— START Material for the task —
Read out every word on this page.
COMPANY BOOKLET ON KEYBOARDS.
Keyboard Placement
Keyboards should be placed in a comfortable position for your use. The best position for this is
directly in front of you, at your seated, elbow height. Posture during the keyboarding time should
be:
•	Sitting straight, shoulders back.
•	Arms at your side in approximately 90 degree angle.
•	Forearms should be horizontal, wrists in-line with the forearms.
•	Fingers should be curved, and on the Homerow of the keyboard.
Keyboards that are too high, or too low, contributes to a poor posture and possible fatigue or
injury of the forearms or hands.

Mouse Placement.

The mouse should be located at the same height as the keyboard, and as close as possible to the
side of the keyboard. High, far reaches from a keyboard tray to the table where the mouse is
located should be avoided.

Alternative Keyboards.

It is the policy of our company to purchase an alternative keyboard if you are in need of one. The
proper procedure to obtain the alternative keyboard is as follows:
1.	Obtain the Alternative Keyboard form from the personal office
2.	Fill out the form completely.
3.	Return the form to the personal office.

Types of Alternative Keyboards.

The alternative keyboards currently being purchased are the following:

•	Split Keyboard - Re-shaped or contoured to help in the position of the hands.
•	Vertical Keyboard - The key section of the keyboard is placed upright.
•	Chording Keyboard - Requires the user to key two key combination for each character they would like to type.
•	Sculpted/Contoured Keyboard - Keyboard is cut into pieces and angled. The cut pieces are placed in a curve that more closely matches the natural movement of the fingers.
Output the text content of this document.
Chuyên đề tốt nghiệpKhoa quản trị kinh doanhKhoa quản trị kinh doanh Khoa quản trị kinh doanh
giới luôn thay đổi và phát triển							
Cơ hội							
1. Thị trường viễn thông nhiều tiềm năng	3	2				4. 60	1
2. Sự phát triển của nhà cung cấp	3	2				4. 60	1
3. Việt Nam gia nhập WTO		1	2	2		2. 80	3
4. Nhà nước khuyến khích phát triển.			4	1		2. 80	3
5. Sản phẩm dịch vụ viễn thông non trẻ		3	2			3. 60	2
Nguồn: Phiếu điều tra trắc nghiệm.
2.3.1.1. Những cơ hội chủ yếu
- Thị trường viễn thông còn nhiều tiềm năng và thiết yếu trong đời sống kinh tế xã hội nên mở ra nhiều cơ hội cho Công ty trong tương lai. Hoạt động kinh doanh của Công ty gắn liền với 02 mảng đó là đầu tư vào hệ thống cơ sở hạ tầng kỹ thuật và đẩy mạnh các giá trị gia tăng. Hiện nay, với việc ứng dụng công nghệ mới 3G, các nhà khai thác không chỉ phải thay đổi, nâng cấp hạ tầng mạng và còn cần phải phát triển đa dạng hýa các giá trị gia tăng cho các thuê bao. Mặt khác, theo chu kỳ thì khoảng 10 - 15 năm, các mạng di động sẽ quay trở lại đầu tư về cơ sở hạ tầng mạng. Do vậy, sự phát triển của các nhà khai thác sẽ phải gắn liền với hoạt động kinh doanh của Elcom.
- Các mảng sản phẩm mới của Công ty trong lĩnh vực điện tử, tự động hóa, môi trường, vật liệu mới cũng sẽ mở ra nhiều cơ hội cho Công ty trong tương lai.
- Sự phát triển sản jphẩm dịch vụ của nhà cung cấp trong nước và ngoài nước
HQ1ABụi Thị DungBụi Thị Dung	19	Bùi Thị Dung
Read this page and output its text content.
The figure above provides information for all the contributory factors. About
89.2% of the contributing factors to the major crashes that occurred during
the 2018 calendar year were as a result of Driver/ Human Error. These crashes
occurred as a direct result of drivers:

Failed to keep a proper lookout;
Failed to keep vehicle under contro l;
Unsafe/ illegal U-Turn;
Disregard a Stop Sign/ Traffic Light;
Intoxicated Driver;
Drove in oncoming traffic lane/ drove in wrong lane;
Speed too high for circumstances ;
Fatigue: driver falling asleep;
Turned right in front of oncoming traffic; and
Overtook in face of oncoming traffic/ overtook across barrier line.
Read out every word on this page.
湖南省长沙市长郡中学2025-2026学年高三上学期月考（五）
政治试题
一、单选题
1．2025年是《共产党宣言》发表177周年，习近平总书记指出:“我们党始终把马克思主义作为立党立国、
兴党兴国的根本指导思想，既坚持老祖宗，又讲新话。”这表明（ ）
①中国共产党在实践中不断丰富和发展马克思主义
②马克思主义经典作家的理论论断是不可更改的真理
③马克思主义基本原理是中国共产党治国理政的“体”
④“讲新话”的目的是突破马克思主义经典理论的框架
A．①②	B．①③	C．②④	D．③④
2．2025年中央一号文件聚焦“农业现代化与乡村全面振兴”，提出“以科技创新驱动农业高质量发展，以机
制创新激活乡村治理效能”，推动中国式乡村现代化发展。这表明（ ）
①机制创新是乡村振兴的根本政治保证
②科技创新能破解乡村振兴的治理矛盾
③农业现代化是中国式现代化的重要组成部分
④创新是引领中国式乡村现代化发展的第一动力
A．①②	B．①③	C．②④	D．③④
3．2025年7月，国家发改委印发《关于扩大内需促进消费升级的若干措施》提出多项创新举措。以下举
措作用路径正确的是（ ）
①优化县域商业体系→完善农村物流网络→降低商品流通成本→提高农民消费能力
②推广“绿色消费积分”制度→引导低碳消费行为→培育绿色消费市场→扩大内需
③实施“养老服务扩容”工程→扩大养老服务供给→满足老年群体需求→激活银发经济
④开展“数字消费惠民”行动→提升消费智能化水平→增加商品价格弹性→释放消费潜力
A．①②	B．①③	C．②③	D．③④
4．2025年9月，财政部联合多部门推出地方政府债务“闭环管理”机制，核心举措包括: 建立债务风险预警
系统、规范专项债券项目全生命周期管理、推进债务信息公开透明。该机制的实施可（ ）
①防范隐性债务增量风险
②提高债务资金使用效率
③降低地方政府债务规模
— END Material for the task —
Given exercise
In the material above, find each line that contains the word "result", and select it.

Exercise response
the 2018 calendar year were as a result of Driver/ Human Error. These crashes
occurred as a direct result of drivers:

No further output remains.